- _Requirements_
For the copy, please give all of the data again exactly and leave the pictures out.

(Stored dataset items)
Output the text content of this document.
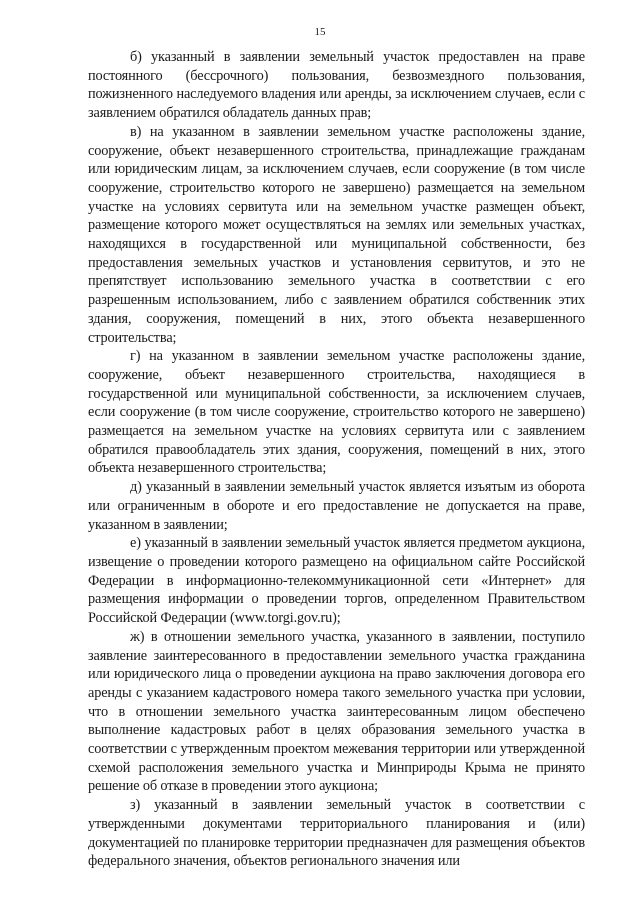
15

б) указанный в заявлении земельный участок предоставлен на праве постоянного (бессрочного) пользования, безвозмездного пользования, пожизненного наследуемого владения или аренды, за исключением случаев, если с заявлением обратился обладатель данных прав;

в) на указанном в заявлении земельном участке расположены здание, сооружение, объект незавершенного строительства, принадлежащие гражданам или юридическим лицам, за исключением случаев, если сооружение (в том числе сооружение, строительство которого не завершено) размещается на земельном участке на условиях сервитута или на земельном участке размещен объект, размещение которого может осуществляться на землях или земельных участках, находящихся в государственной или муниципальной собственности, без предоставления земельных участков и установления сервитутов, и это не препятствует использованию земельного участка в соответствии с его разрешенным использованием, либо с заявлением обратился собственник этих здания, сооружения, помещений в них, этого объекта незавершенного строительства;

г) на указанном в заявлении земельном участке расположены здание, сооружение, объект незавершенного строительства, находящиеся в государственной или муниципальной собственности, за исключением случаев, если сооружение (в том числе сооружение, строительство которого не завершено) размещается на земельном участке на условиях сервитута или с заявлением обратился правообладатель этих здания, сооружения, помещений в них, этого объекта незавершенного строительства;

д) указанный в заявлении земельный участок является изъятым из оборота или ограниченным в обороте и его предоставление не допускается на праве, указанном в заявлении;

е) указанный в заявлении земельный участок является предметом аукциона, извещение о проведении которого размещено на официальном сайте Российской Федерации в информационно-телекоммуникационной сети «Интернет» для размещения информации о проведении торгов, определенном Правительством Российской Федерации (www.torgi.gov.ru);

ж) в отношении земельного участка, указанного в заявлении, поступило заявление заинтересованного в предоставлении земельного участка гражданина или юридического лица о проведении аукциона на право заключения договора его аренды с указанием кадастрового номера такого земельного участка при условии, что в отношении земельного участка заинтересованным лицом обеспечено выполнение кадастровых работ в целях образования земельного участка в соответствии с утвержденным проектом межевания территории или утвержденной схемой расположения земельного участка и Минприроды Крыма не принято решение об отказе в проведении этого аукциона;

з) указанный в заявлении земельный участок в соответствии с утвержденными документами территориального планирования и (или) документацией по планировке территории предназначен для размещения объектов федерального значения, объектов регионального значения или
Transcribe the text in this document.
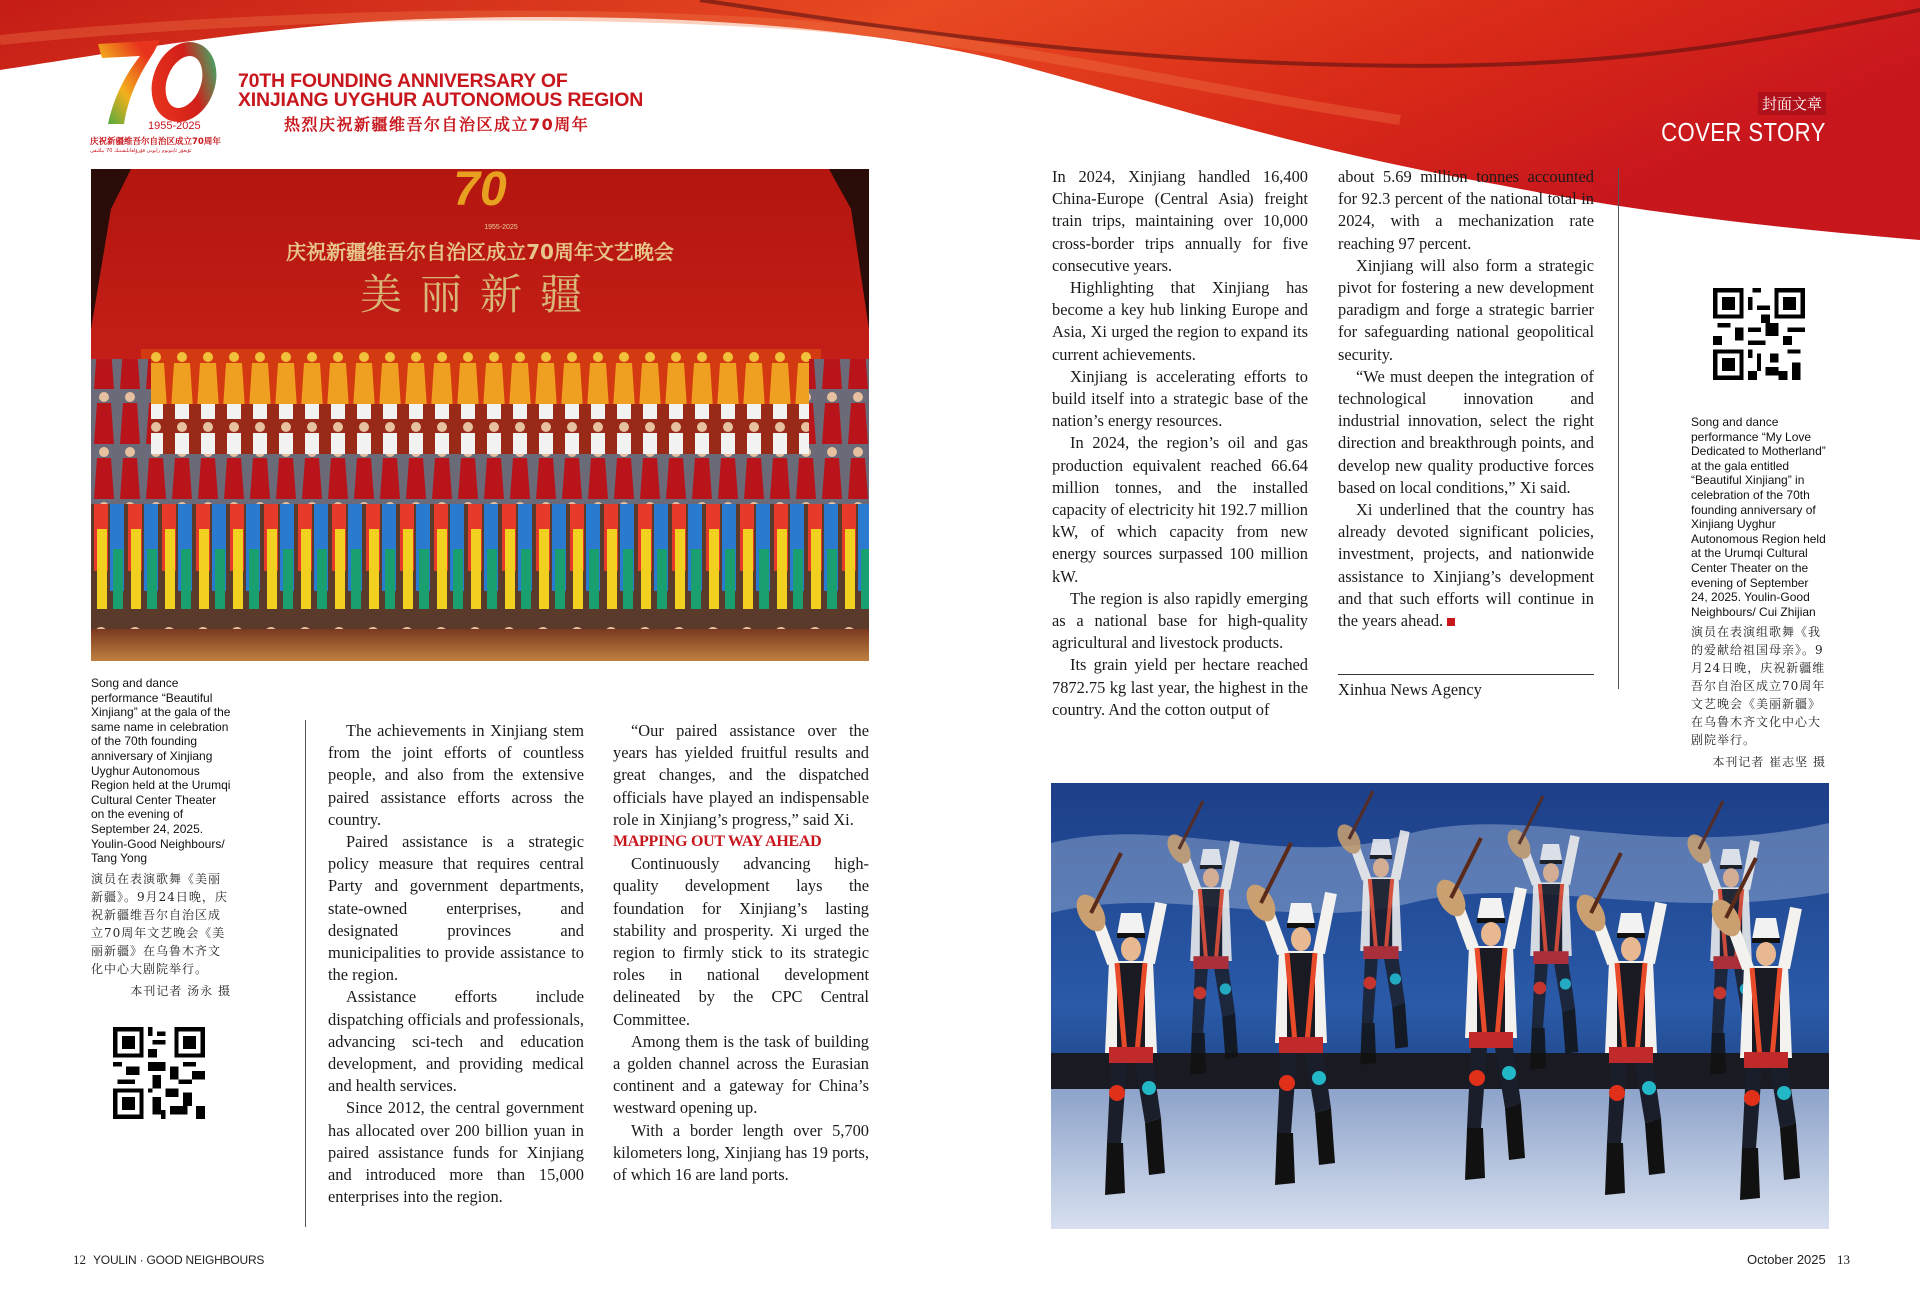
1955-2025
庆祝新疆维吾尔自治区成立70周年
ئۇيغۇر ئاپتونوم رايونى قۇرۇلغانلىقىنىڭ 70 يىللىقى
70TH FOUNDING ANNIVERSARY OF
XINJIANG UYGHUR AUTONOMOUS REGION
热烈庆祝新疆维吾尔自治区成立70周年
封面文章
COVER STORY
70
1955-2025
庆祝新疆维吾尔自治区成立70周年文艺晚会
美丽新疆
Song and dance performance “Beautiful Xinjiang” at the gala of the same name in celebration of the 70th founding anniversary of Xinjiang Uyghur Autonomous Region held at the Urumqi Cultural Center Theater on the evening of September 24, 2025. Youlin-Good Neighbours/ Tang Yong
演员在表演歌舞《美丽新疆》。9月24日晚，庆祝新疆维吾尔自治区成立70周年文艺晚会《美丽新疆》在乌鲁木齐文化中心大剧院举行。
本刊记者 汤永 摄

The achievements in Xinjiang stem from the joint efforts of countless people, and also from the extensive paired assistance efforts across the country.

Paired assistance is a strategic policy measure that requires central Party and government departments, state-owned enterprises, and designated provinces and municipalities to provide assistance to the region.

Assistance efforts include dispatching officials and professionals, advancing sci-tech and education development, and providing medical and health services.

Since 2012, the central government has allocated over 200 billion yuan in paired assistance funds for Xinjiang and introduced more than 15,000 enterprises into the region.

“Our paired assistance over the years has yielded fruitful results and great changes, and the dispatched officials have played an indispensable role in Xinjiang’s progress,” said Xi.

MAPPING OUT WAY AHEAD

Continuously advancing high-quality development lays the foundation for Xinjiang’s lasting stability and prosperity. Xi urged the region to firmly stick to its strategic roles in national development delineated by the CPC Central Committee.

Among them is the task of building a golden channel across the Eurasian continent and a gateway for China’s westward opening up.

With a border length over 5,700 kilometers long, Xinjiang has 19 ports, of which 16 are land ports.

In 2024, Xinjiang handled 16,400 China-Europe (Central Asia) freight train trips, maintaining over 10,000 cross-border trips annually for five consecutive years.

Highlighting that Xinjiang has become a key hub linking Europe and Asia, Xi urged the region to expand its current achievements.

Xinjiang is accelerating efforts to build itself into a strategic base of the nation’s energy resources.

In 2024, the region’s oil and gas production equivalent reached 66.64 million tonnes, and the installed capacity of electricity hit 192.7 million kW, of which capacity from new energy sources surpassed 100 million kW.

The region is also rapidly emerging as a national base for high-quality agricultural and livestock products.

Its grain yield per hectare reached 7872.75 kg last year, the highest in the country. And the cotton output of

about 5.69 million tonnes accounted for 92.3 percent of the national total in 2024, with a mechanization rate reaching 97 percent.

Xinjiang will also form a strategic pivot for fostering a new development paradigm and forge a strategic barrier for safeguarding national geopolitical security.

“We must deepen the integration of technological innovation and industrial innovation, select the right direction and breakthrough points, and develop new quality productive forces based on local conditions,” Xi said.

Xi underlined that the country has already devoted significant policies, investment, projects, and nationwide assistance to Xinjiang’s development and that such efforts will continue in the years ahead.

Xinhua News Agency
Song and dance performance “My Love Dedicated to Motherland” at the gala entitled “Beautiful Xinjiang” in celebration of the 70th founding anniversary of Xinjiang Uyghur Autonomous Region held at the Urumqi Cultural Center Theater on the evening of September 24, 2025. Youlin-Good Neighbours/ Cui Zhijian
演员在表演组歌舞《我的爱献给祖国母亲》。9月24日晚，庆祝新疆维吾尔自治区成立70周年文艺晚会《美丽新疆》在乌鲁木齐文化中心大剧院举行。
本刊记者 崔志坚 摄
12 YOULIN · GOOD NEIGHBOURS	October 2025 13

- _Right answer_
Output the text content of this document.
15

б) указанный в заявлении земельный участок предоставлен на праве постоянного (бессрочного) пользования, безвозмездного пользования, пожизненного наследуемого владения или аренды, за исключением случаев, если с заявлением обратился обладатель данных прав;

в) на указанном в заявлении земельном участке расположены здание, сооружение, объект незавершенного строительства, принадлежащие гражданам или юридическим лицам, за исключением случаев, если сооружение (в том числе сооружение, строительство которого не завершено) размещается на земельном участке на условиях сервитута или на земельном участке размещен объект, размещение которого может осуществляться на землях или земельных участках, находящихся в государственной или муниципальной собственности, без предоставления земельных участков и установления сервитутов, и это не препятствует использованию земельного участка в соответствии с его разрешенным использованием, либо с заявлением обратился собственник этих здания, сооружения, помещений в них, этого объекта незавершенного строительства;

г) на указанном в заявлении земельном участке расположены здание, сооружение, объект незавершенного строительства, находящиеся в государственной или муниципальной собственности, за исключением случаев, если сооружение (в том числе сооружение, строительство которого не завершено) размещается на земельном участке на условиях сервитута или с заявлением обратился правообладатель этих здания, сооружения, помещений в них, этого объекта незавершенного строительства;

д) указанный в заявлении земельный участок является изъятым из оборота или ограниченным в обороте и его предоставление не допускается на праве, указанном в заявлении;

е) указанный в заявлении земельный участок является предметом аукциона, извещение о проведении которого размещено на официальном сайте Российской Федерации в информационно-телекоммуникационной сети «Интернет» для размещения информации о проведении торгов, определенном Правительством Российской Федерации (www.torgi.gov.ru);

ж) в отношении земельного участка, указанного в заявлении, поступило заявление заинтересованного в предоставлении земельного участка гражданина или юридического лица о проведении аукциона на право заключения договора его аренды с указанием кадастрового номера такого земельного участка при условии, что в отношении земельного участка заинтересованным лицом обеспечено выполнение кадастровых работ в целях образования земельного участка в соответствии с утвержденным проектом межевания территории или утвержденной схемой расположения земельного участка и Минприроды Крыма не принято решение об отказе в проведении этого аукциона;

з) указанный в заявлении земельный участок в соответствии с утвержденными документами территориального планирования и (или) документацией по планировке территории предназначен для размещения объектов федерального значения, объектов регионального значения или
Transcribe the text in this document.
1955-2025
庆祝新疆维吾尔自治区成立70周年
ئۇيغۇر ئاپتونوم رايونى قۇرۇلغانلىقىنىڭ 70 يىللىقى
70TH FOUNDING ANNIVERSARY OF
XINJIANG UYGHUR AUTONOMOUS REGION
热烈庆祝新疆维吾尔自治区成立70周年
封面文章
COVER STORY
70
1955-2025
庆祝新疆维吾尔自治区成立70周年文艺晚会
美丽新疆
Song and dance performance “Beautiful Xinjiang” at the gala of the same name in celebration of the 70th founding anniversary of Xinjiang Uyghur Autonomous Region held at the Urumqi Cultural Center Theater on the evening of September 24, 2025. Youlin-Good Neighbours/ Tang Yong
演员在表演歌舞《美丽新疆》。9月24日晚，庆祝新疆维吾尔自治区成立70周年文艺晚会《美丽新疆》在乌鲁木齐文化中心大剧院举行。
本刊记者 汤永 摄

The achievements in Xinjiang stem from the joint efforts of countless people, and also from the extensive paired assistance efforts across the country.

Paired assistance is a strategic policy measure that requires central Party and government departments, state-owned enterprises, and designated provinces and municipalities to provide assistance to the region.

Assistance efforts include dispatching officials and professionals, advancing sci-tech and education development, and providing medical and health services.

Since 2012, the central government has allocated over 200 billion yuan in paired assistance funds for Xinjiang and introduced more than 15,000 enterprises into the region.

“Our paired assistance over the years has yielded fruitful results and great changes, and the dispatched officials have played an indispensable role in Xinjiang’s progress,” said Xi.

MAPPING OUT WAY AHEAD

Continuously advancing high-quality development lays the foundation for Xinjiang’s lasting stability and prosperity. Xi urged the region to firmly stick to its strategic roles in national development delineated by the CPC Central Committee.

Among them is the task of building a golden channel across the Eurasian continent and a gateway for China’s westward opening up.

With a border length over 5,700 kilometers long, Xinjiang has 19 ports, of which 16 are land ports.

In 2024, Xinjiang handled 16,400 China-Europe (Central Asia) freight train trips, maintaining over 10,000 cross-border trips annually for five consecutive years.

Highlighting that Xinjiang has become a key hub linking Europe and Asia, Xi urged the region to expand its current achievements.

Xinjiang is accelerating efforts to build itself into a strategic base of the nation’s energy resources.

In 2024, the region’s oil and gas production equivalent reached 66.64 million tonnes, and the installed capacity of electricity hit 192.7 million kW, of which capacity from new energy sources surpassed 100 million kW.

The region is also rapidly emerging as a national base for high-quality agricultural and livestock products.

Its grain yield per hectare reached 7872.75 kg last year, the highest in the country. And the cotton output of

about 5.69 million tonnes accounted for 92.3 percent of the national total in 2024, with a mechanization rate reaching 97 percent.

Xinjiang will also form a strategic pivot for fostering a new development paradigm and forge a strategic barrier for safeguarding national geopolitical security.

“We must deepen the integration of technological innovation and industrial innovation, select the right direction and breakthrough points, and develop new quality productive forces based on local conditions,” Xi said.

Xi underlined that the country has already devoted significant policies, investment, projects, and nationwide assistance to Xinjiang’s development and that such efforts will continue in the years ahead.

Xinhua News Agency
Song and dance performance “My Love Dedicated to Motherland” at the gala entitled “Beautiful Xinjiang” in celebration of the 70th founding anniversary of Xinjiang Uyghur Autonomous Region held at the Urumqi Cultural Center Theater on the evening of September 24, 2025. Youlin-Good Neighbours/ Cui Zhijian
演员在表演组歌舞《我的爱献给祖国母亲》。9月24日晚，庆祝新疆维吾尔自治区成立70周年文艺晚会《美丽新疆》在乌鲁木齐文化中心大剧院举行。
本刊记者 崔志坚 摄
12 YOULIN · GOOD NEIGHBOURS	October 2025 13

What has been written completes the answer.